DIRECTIVE:
Omit the pictures, then reproduce every remaining record exactly.

(Data entries)
====================

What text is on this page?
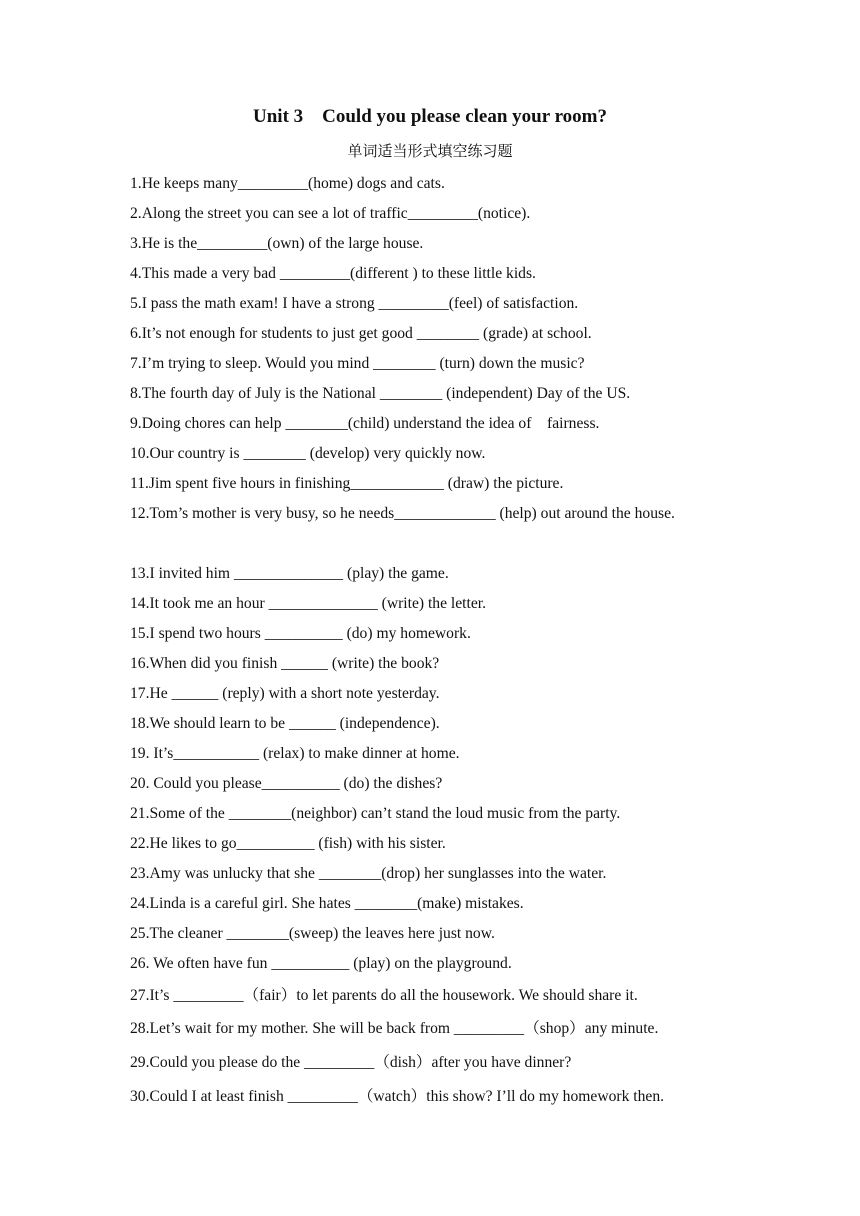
Unit 3    Could you please clean your room?
单词适当形式填空练习题
1.He keeps many_________(home) dogs and cats.
2.Along the street you can see a lot of traffic_________(notice).
3.He is the_________(own) of the large house.
4.This made a very bad _________(different ) to these little kids.
5.I pass the math exam! I have a strong _________(feel) of satisfaction.
6.It’s not enough for students to just get good ________ (grade) at school.
7.I’m trying to sleep. Would you mind ________ (turn) down the music?
8.The fourth day of July is the National ________ (independent) Day of the US.
9.Doing chores can help ________(child) understand the idea of    fairness.
10.Our country is ________ (develop) very quickly now.
11.Jim spent five hours in finishing____________ (draw) the picture.
12.Tom’s mother is very busy, so he needs_____________ (help) out around the house.
13.I invited him ______________ (play) the game.
14.It took me an hour ______________ (write) the letter.
15.I spend two hours __________ (do) my homework.
16.When did you finish ______ (write) the book?
17.He ______ (reply) with a short note yesterday.
18.We should learn to be ______ (independence).
19. It’s___________ (relax) to make dinner at home.
20. Could you please__________ (do) the dishes?
21.Some of the ________(neighbor) can’t stand the loud music from the party.
22.He likes to go__________ (fish) with his sister.
23.Amy was unlucky that she ________(drop) her sunglasses into the water.
24.Linda is a careful girl. She hates ________(make) mistakes.
25.The cleaner ________(sweep) the leaves here just now.
26. We often have fun __________ (play) on the playground.
27.It’s _________（fair）to let parents do all the housework. We should share it.
28.Let’s wait for my mother. She will be back from _________（shop）any minute.
29.Could you please do the _________（dish）after you have dinner?
30.Could I at least finish _________（watch）this show? I’ll do my homework then.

====================

SOLVED EXERCISE:
What text is on this page?
Unit 3    Could you please clean your room?
单词适当形式填空练习题
1.He keeps many_________(home) dogs and cats.
2.Along the street you can see a lot of traffic_________(notice).
3.He is the_________(own) of the large house.
4.This made a very bad _________(different ) to these little kids.
5.I pass the math exam! I have a strong _________(feel) of satisfaction.
6.It’s not enough for students to just get good ________ (grade) at school.
7.I’m trying to sleep. Would you mind ________ (turn) down the music?
8.The fourth day of July is the National ________ (independent) Day of the US.
9.Doing chores can help ________(child) understand the idea of    fairness.
10.Our country is ________ (develop) very quickly now.
11.Jim spent five hours in finishing____________ (draw) the picture.
12.Tom’s mother is very busy, so he needs_____________ (help) out around the house.
13.I invited him ______________ (play) the game.
14.It took me an hour ______________ (write) the letter.
15.I spend two hours __________ (do) my homework.
16.When did you finish ______ (write) the book?
17.He ______ (reply) with a short note yesterday.
18.We should learn to be ______ (independence).
19. It’s___________ (relax) to make dinner at home.
20. Could you please__________ (do) the dishes?
21.Some of the ________(neighbor) can’t stand the loud music from the party.
22.He likes to go__________ (fish) with his sister.
23.Amy was unlucky that she ________(drop) her sunglasses into the water.
24.Linda is a careful girl. She hates ________(make) mistakes.
25.The cleaner ________(sweep) the leaves here just now.
26. We often have fun __________ (play) on the playground.
27.It’s _________（fair）to let parents do all the housework. We should share it.
28.Let’s wait for my mother. She will be back from _________（shop）any minute.
29.Could you please do the _________（dish）after you have dinner?
30.Could I at least finish _________（watch）this show? I’ll do my homework then.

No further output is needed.